• **What the task requires**: Show every line containing "xlabel" by copying it.

=== Records ===

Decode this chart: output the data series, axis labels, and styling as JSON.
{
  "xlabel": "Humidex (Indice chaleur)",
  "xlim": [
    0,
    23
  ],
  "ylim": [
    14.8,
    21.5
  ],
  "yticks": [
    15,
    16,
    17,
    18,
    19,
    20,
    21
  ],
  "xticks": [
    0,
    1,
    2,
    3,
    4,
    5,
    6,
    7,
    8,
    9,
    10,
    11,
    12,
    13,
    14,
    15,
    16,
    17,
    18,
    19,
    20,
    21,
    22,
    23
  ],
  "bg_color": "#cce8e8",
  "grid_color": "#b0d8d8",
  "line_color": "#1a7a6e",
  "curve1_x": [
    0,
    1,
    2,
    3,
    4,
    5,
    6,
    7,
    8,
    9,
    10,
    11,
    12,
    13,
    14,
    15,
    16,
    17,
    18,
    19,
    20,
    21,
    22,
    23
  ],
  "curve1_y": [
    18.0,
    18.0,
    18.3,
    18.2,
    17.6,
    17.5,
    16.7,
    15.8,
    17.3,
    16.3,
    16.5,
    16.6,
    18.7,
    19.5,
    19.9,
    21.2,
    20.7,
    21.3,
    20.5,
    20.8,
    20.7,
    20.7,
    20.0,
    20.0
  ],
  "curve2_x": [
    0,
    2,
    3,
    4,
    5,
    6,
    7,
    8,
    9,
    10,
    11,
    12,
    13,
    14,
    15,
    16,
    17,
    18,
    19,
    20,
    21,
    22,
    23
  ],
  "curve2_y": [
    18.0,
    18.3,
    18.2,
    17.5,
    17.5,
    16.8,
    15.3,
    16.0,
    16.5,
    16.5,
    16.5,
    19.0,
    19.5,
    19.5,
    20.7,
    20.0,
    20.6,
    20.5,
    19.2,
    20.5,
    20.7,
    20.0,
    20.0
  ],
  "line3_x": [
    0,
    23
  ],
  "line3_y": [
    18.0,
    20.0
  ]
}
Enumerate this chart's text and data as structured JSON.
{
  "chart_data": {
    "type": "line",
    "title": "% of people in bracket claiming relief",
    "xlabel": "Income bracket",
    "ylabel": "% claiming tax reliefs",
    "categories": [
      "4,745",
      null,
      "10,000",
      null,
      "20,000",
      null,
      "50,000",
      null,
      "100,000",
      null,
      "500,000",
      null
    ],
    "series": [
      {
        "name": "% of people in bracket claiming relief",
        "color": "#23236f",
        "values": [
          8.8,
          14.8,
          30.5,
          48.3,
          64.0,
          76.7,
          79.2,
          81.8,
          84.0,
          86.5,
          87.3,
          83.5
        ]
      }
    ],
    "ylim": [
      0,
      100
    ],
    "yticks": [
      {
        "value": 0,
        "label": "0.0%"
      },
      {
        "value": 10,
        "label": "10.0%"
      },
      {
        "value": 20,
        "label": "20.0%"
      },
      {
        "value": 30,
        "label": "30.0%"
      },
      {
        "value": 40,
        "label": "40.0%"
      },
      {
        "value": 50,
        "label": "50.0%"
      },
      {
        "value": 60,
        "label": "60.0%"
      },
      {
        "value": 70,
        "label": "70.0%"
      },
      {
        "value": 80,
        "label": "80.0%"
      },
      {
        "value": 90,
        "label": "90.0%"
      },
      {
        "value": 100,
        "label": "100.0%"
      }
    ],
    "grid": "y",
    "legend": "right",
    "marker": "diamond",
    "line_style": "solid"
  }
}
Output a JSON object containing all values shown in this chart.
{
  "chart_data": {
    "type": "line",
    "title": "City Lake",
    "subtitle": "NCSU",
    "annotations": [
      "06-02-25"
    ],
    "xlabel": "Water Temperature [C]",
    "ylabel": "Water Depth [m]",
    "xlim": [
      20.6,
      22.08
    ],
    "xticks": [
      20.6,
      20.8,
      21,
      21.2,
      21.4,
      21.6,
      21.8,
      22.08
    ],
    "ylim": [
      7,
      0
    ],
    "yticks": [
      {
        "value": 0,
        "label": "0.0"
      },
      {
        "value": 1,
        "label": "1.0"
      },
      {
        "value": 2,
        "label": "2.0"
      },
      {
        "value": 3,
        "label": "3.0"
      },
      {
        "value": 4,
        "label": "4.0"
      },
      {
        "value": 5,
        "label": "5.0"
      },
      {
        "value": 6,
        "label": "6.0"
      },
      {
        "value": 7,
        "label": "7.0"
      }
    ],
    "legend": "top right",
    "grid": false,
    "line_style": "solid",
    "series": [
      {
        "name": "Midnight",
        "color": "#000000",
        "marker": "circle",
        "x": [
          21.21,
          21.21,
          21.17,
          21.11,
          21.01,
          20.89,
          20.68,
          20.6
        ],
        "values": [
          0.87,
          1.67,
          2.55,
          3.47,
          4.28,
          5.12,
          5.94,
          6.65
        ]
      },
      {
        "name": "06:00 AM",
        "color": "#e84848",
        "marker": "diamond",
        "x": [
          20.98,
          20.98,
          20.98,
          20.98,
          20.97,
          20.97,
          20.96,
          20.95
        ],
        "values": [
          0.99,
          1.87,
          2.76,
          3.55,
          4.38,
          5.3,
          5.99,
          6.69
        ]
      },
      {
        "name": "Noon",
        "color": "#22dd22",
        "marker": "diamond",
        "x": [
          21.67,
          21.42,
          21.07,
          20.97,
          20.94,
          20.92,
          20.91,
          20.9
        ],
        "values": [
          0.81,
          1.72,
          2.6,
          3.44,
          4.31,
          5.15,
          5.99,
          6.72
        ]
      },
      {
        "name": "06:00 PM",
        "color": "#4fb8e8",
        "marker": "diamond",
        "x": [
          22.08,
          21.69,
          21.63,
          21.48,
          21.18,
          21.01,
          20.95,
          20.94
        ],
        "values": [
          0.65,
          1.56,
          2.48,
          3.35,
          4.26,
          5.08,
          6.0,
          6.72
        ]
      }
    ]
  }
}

===

• **Solution to this exercise**:
  "xlabel": "Humidex (Indice chaleur)",
    "xlabel": "Income bracket",
    "xlabel": "Water Temperature [C]",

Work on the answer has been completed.